What you need to do
[1] In the passage on Derry jobs, reproduce the text between "So, if this" and "a few examples.", inclusive.
[2] According to the passage on Derry jobs, which cities in Ireland have a health products manufacturing industry, unlike Derry?

Passage provided

So, if this can happen in Dungloe then Derry too can be a successful location for foreign manufacturing companies from US, Japan or Switzerland, to give just a few examples.

So it’s up to Derry’s seven elected members – five MLAs, Elisha McCallion MP and Derry-based MEP Martina Anderson – to exert maximum pressure on Invest NI to get the next big health products company coming from overseas to anchor in Derry.

Unlike Belfast, Dublin and Cork, Derry the fourth largest city in Ireland, has no health products manufacturing industry.

The seven will only of course be doing what they promised when electioneering – working to help get properly paid jobs into Derry.

The seven members must not listen to some local reports and commentators who have been busy recently in the local papers and on radio giving pure Hans Christian Anderson reasons for Derry being industrially disadvantaged. The effects of no available properly qualified workforce is one reason given. Nonsense.

Dungloe did not have a properly qualified workforce pool,


yet one of the world’s most sophisticated health care product plants is located there. For the simple reason rich companies like Randox Dungloe recruit worldwide for key scientific talent and pay top-dollar salaries.

When you add cheap housing and an Atlantic location, what scientists wouldn’t want to locate with their family to Dungloe?

So let’s say a big health products manufacturing company – generating 200 to 400 jobs – is coming to Derry as a result of the seven members exerting maximum political power on Invest NI this company too would successfully recruit key scientific staff internationally. 

Cheap Derry housing, the Atlantic coast 30-minutes away and cheap holiday homes will also be a big factor in making Derry an attractive location for the key scientific talent and the family members.

If Dungloe can do it so can Derry.

Data lines

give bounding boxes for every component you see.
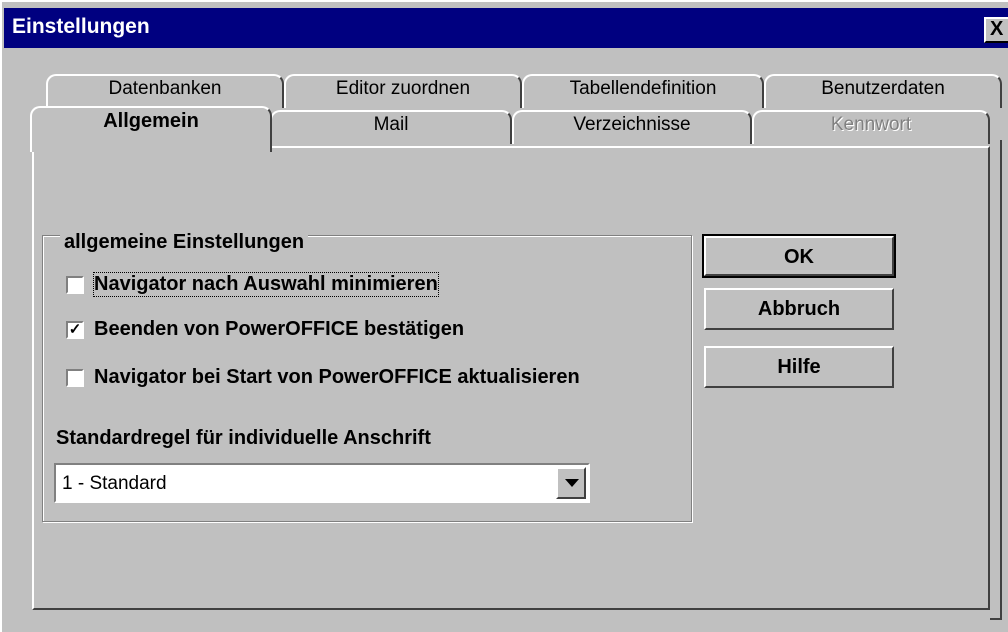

Task answers
[1]
So, if this can happen in Dungloe then Derry too can be a successful location for foreign manufacturing companies from US, Japan or Switzerland, to give just a few examples.

[2] Belfast, Dublin and Cork.